* **Challenge**
Return each line below that contains the word "management", where case must match.

==========

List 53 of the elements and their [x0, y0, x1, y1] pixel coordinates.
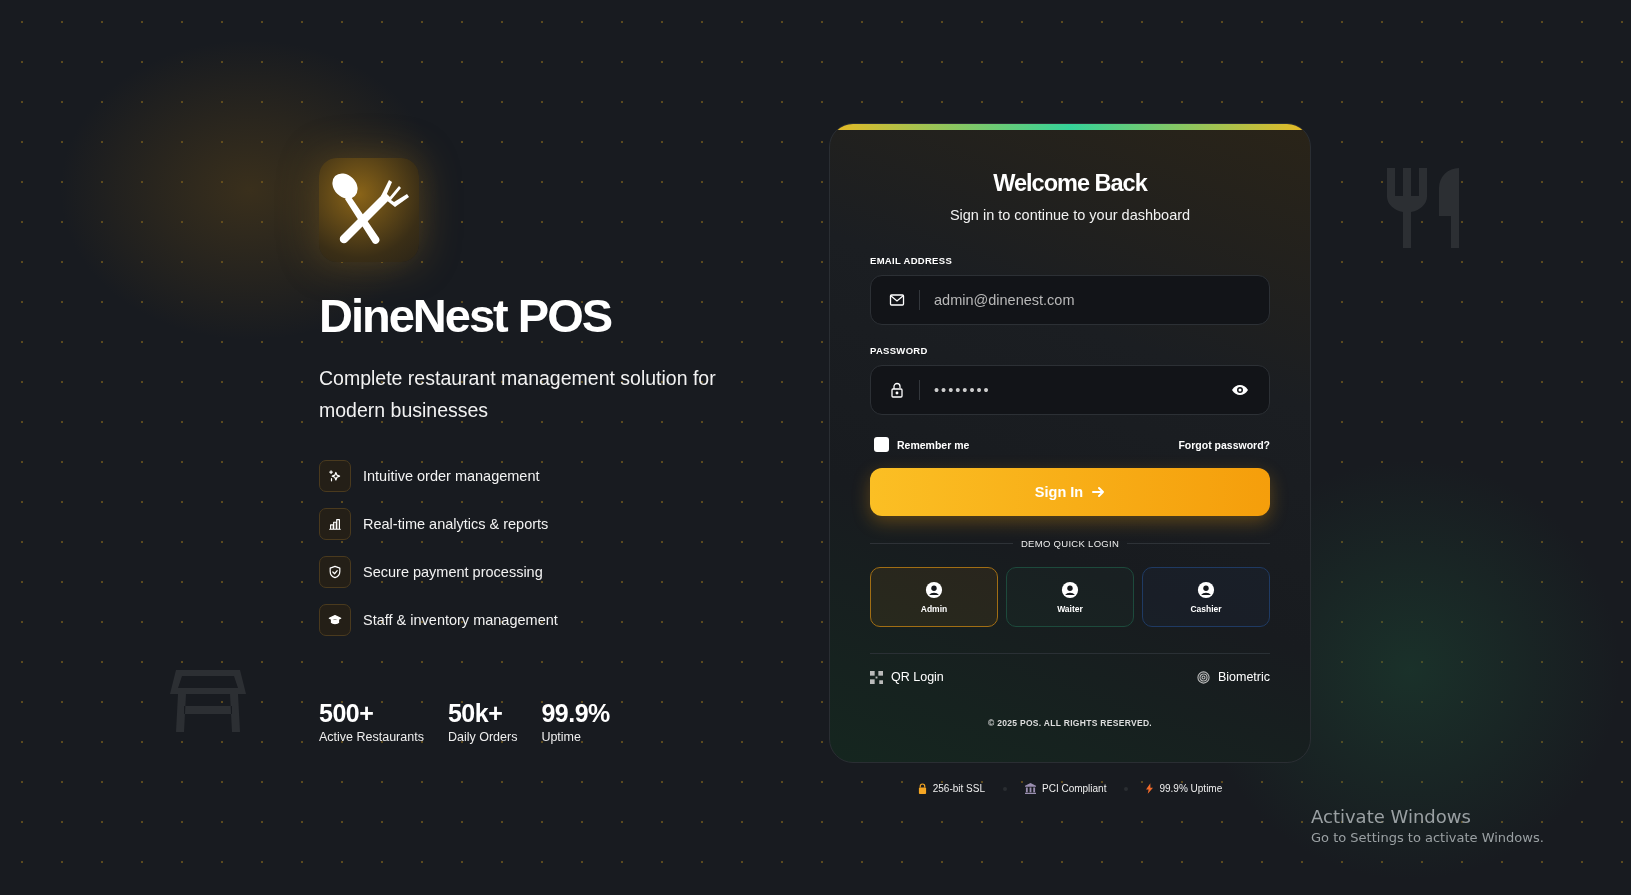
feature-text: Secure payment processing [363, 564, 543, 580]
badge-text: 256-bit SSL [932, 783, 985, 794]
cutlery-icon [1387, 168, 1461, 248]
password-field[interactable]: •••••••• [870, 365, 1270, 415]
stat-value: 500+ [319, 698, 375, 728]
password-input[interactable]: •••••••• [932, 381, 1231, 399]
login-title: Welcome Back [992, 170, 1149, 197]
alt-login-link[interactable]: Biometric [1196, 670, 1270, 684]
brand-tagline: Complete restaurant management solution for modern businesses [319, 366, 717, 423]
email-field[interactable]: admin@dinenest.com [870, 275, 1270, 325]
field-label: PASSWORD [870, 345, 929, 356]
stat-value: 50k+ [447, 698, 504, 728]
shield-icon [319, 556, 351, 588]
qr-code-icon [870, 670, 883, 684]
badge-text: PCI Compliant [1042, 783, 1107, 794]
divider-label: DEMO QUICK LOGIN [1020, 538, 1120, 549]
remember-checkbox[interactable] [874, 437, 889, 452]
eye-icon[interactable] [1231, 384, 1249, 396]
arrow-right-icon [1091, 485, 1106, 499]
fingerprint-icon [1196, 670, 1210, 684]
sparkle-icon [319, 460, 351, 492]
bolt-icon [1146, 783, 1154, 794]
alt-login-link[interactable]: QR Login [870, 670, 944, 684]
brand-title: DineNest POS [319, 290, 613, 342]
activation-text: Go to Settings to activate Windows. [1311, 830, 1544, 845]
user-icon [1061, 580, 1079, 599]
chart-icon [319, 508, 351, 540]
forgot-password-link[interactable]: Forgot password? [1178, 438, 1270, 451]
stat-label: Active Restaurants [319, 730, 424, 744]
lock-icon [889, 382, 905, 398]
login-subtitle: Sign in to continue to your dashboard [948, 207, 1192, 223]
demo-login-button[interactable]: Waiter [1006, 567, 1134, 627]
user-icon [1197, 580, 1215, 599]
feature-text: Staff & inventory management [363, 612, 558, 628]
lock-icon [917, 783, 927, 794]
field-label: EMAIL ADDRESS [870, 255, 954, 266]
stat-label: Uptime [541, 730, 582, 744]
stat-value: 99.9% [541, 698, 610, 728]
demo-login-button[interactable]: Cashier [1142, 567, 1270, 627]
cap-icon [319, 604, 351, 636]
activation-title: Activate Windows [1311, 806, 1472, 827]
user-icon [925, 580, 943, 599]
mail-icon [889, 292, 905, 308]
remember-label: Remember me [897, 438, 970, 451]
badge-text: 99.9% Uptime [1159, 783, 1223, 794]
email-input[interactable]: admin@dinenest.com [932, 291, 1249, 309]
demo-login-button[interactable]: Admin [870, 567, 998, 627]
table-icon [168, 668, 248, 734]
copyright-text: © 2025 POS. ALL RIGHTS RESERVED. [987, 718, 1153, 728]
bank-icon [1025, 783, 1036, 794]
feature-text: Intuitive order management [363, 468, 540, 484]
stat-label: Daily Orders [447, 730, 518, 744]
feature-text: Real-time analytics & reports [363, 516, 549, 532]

==========

* **Answer to the problem**
brand-tagline: Complete restaurant management solution for modern businesses [319, 366, 717, 423]
feature-text: Staff & inventory management [363, 612, 558, 628]
feature-text: Intuitive order management [363, 468, 540, 484]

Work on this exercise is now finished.